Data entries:

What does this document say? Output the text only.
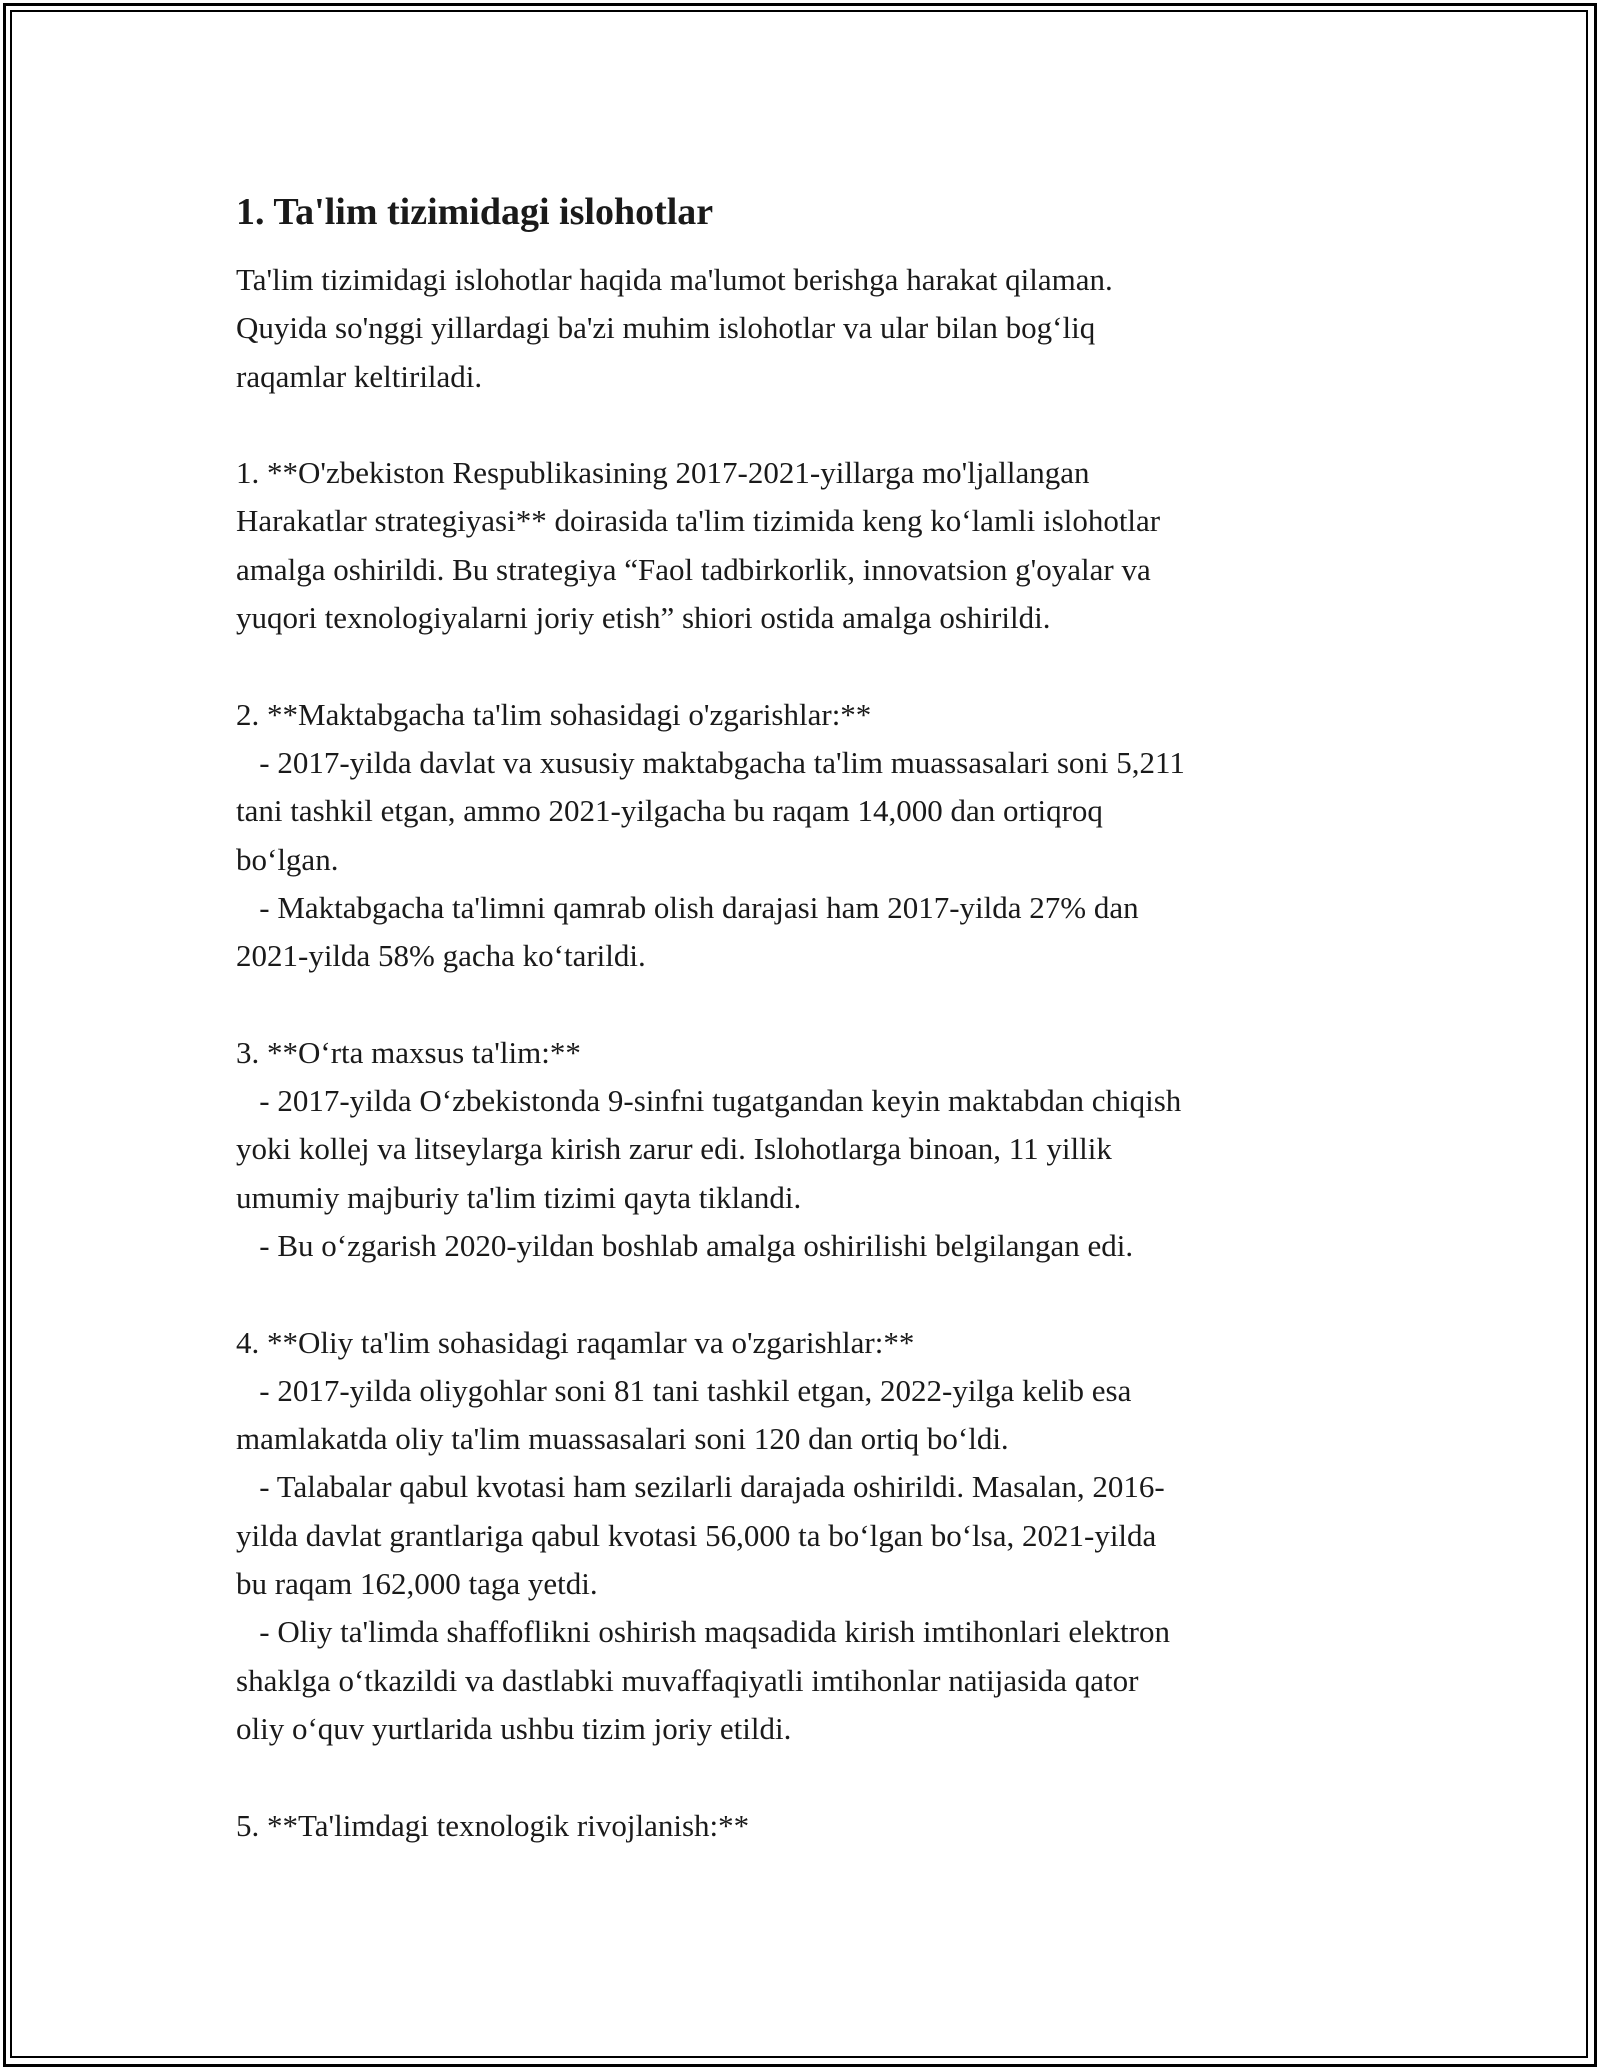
1. Ta'lim tizimidagi islohotlar
Ta'lim tizimidagi islohotlar haqida ma'lumot berishga harakat qilaman.
Quyida so'nggi yillardagi ba'zi muhim islohotlar va ular bilan bog‘liq
raqamlar keltiriladi.

1. **O'zbekiston Respublikasining 2017-2021-yillarga mo'ljallangan
Harakatlar strategiyasi** doirasida ta'lim tizimida keng ko‘lamli islohotlar
amalga oshirildi. Bu strategiya “Faol tadbirkorlik, innovatsion g'oyalar va
yuqori texnologiyalarni joriy etish” shiori ostida amalga oshirildi.

2. **Maktabgacha ta'lim sohasidagi o'zgarishlar:**
- 2017-yilda davlat va xususiy maktabgacha ta'lim muassasalari soni 5,211
tani tashkil etgan, ammo 2021-yilgacha bu raqam 14,000 dan ortiqroq
bo‘lgan.
- Maktabgacha ta'limni qamrab olish darajasi ham 2017-yilda 27% dan
2021-yilda 58% gacha ko‘tarildi.

3. **O‘rta maxsus ta'lim:**
- 2017-yilda O‘zbekistonda 9-sinfni tugatgandan keyin maktabdan chiqish
yoki kollej va litseylarga kirish zarur edi. Islohotlarga binoan, 11 yillik
umumiy majburiy ta'lim tizimi qayta tiklandi.
- Bu o‘zgarish 2020-yildan boshlab amalga oshirilishi belgilangan edi.

4. **Oliy ta'lim sohasidagi raqamlar va o'zgarishlar:**
- 2017-yilda oliygohlar soni 81 tani tashkil etgan, 2022-yilga kelib esa
mamlakatda oliy ta'lim muassasalari soni 120 dan ortiq bo‘ldi.
- Talabalar qabul kvotasi ham sezilarli darajada oshirildi. Masalan, 2016-
yilda davlat grantlariga qabul kvotasi 56,000 ta bo‘lgan bo‘lsa, 2021-yilda
bu raqam 162,000 taga yetdi.
- Oliy ta'limda shaffoflikni oshirish maqsadida kirish imtihonlari elektron
shaklga o‘tkazildi va dastlabki muvaffaqiyatli imtihonlar natijasida qator
oliy o‘quv yurtlarida ushbu tizim joriy etildi.

5. **Ta'limdagi texnologik rivojlanish:**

## [Exercise details]
Images do not belong in the copy; reproduce all other parts of the records above verbatim.

## [Output of the exercise]
What does this document say? Output the text only.
1. Ta'lim tizimidagi islohotlar
Ta'lim tizimidagi islohotlar haqida ma'lumot berishga harakat qilaman.
Quyida so'nggi yillardagi ba'zi muhim islohotlar va ular bilan bog‘liq
raqamlar keltiriladi.

1. **O'zbekiston Respublikasining 2017-2021-yillarga mo'ljallangan
Harakatlar strategiyasi** doirasida ta'lim tizimida keng ko‘lamli islohotlar
amalga oshirildi. Bu strategiya “Faol tadbirkorlik, innovatsion g'oyalar va
yuqori texnologiyalarni joriy etish” shiori ostida amalga oshirildi.

2. **Maktabgacha ta'lim sohasidagi o'zgarishlar:**
- 2017-yilda davlat va xususiy maktabgacha ta'lim muassasalari soni 5,211
tani tashkil etgan, ammo 2021-yilgacha bu raqam 14,000 dan ortiqroq
bo‘lgan.
- Maktabgacha ta'limni qamrab olish darajasi ham 2017-yilda 27% dan
2021-yilda 58% gacha ko‘tarildi.

3. **O‘rta maxsus ta'lim:**
- 2017-yilda O‘zbekistonda 9-sinfni tugatgandan keyin maktabdan chiqish
yoki kollej va litseylarga kirish zarur edi. Islohotlarga binoan, 11 yillik
umumiy majburiy ta'lim tizimi qayta tiklandi.
- Bu o‘zgarish 2020-yildan boshlab amalga oshirilishi belgilangan edi.

4. **Oliy ta'lim sohasidagi raqamlar va o'zgarishlar:**
- 2017-yilda oliygohlar soni 81 tani tashkil etgan, 2022-yilga kelib esa
mamlakatda oliy ta'lim muassasalari soni 120 dan ortiq bo‘ldi.
- Talabalar qabul kvotasi ham sezilarli darajada oshirildi. Masalan, 2016-
yilda davlat grantlariga qabul kvotasi 56,000 ta bo‘lgan bo‘lsa, 2021-yilda
bu raqam 162,000 taga yetdi.
- Oliy ta'limda shaffoflikni oshirish maqsadida kirish imtihonlari elektron
shaklga o‘tkazildi va dastlabki muvaffaqiyatli imtihonlar natijasida qator
oliy o‘quv yurtlarida ushbu tizim joriy etildi.

5. **Ta'limdagi texnologik rivojlanish:**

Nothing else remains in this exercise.